__Material__.
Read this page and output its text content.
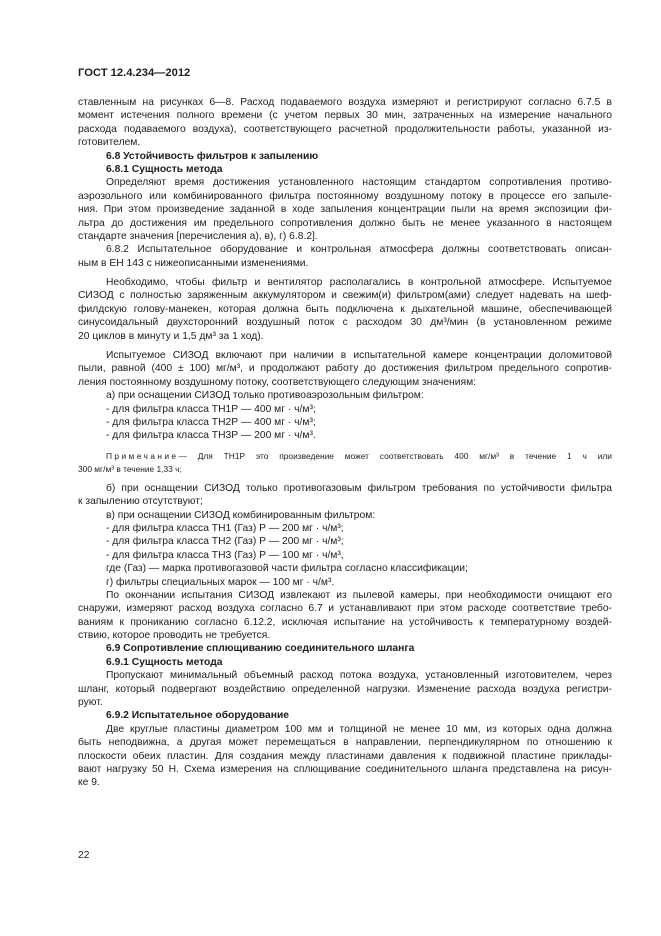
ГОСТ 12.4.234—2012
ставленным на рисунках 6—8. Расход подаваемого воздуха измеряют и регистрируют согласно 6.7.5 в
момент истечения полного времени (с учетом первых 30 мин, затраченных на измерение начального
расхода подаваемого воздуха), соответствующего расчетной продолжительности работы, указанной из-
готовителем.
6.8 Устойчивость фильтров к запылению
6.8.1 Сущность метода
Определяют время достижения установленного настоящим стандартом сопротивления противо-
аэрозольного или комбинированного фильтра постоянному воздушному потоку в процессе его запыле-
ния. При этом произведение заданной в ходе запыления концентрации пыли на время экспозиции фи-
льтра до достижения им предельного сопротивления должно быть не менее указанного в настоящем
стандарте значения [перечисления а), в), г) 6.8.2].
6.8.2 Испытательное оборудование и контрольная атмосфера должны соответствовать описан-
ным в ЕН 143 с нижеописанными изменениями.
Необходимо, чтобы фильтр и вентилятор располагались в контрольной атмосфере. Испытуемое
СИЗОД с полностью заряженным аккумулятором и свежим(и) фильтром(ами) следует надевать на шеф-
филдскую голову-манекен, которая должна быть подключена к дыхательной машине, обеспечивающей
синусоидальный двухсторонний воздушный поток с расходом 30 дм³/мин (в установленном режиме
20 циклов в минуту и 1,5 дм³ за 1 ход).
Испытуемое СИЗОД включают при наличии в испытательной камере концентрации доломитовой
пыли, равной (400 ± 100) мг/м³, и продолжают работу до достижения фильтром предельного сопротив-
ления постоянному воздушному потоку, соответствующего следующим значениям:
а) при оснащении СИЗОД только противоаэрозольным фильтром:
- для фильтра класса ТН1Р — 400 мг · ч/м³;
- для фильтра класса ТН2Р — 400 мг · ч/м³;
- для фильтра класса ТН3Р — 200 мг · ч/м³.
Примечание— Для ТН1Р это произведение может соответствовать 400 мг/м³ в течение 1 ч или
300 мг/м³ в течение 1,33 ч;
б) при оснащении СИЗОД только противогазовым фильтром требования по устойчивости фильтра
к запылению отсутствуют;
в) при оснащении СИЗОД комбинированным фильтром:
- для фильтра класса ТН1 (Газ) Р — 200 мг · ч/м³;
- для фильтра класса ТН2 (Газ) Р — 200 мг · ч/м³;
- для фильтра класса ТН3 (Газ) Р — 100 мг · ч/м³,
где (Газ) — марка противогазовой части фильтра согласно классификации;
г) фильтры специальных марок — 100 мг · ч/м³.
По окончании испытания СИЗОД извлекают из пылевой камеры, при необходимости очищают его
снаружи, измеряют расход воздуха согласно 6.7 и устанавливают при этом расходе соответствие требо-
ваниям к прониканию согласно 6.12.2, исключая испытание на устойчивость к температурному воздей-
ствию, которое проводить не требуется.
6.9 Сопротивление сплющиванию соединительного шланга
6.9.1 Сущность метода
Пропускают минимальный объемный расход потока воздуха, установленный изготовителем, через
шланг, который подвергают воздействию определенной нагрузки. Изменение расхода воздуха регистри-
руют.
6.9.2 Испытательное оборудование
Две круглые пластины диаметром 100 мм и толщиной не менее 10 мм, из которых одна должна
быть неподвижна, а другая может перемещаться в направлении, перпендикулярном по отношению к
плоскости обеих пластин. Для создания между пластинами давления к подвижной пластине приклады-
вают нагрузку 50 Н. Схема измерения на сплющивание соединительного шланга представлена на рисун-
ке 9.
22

...

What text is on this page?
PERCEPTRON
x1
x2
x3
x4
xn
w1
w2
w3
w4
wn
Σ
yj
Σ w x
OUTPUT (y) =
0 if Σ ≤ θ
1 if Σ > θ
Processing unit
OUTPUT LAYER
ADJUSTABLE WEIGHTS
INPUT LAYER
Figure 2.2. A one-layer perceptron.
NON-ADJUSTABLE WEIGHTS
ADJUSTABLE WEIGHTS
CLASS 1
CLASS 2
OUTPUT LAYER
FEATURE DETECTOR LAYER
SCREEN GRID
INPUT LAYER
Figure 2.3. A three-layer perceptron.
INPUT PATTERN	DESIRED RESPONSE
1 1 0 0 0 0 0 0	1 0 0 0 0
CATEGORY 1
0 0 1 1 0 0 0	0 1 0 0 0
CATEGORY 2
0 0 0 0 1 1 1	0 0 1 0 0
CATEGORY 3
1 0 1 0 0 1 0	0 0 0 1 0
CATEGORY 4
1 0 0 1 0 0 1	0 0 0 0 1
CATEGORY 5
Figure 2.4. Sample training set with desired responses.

__The request__. Where a line in the material contains "только", copy that line.

__Exercise response__.
а) при оснащении СИЗОД только противоаэрозольным фильтром:
б) при оснащении СИЗОД только противогазовым фильтром требования по устойчивости фильтра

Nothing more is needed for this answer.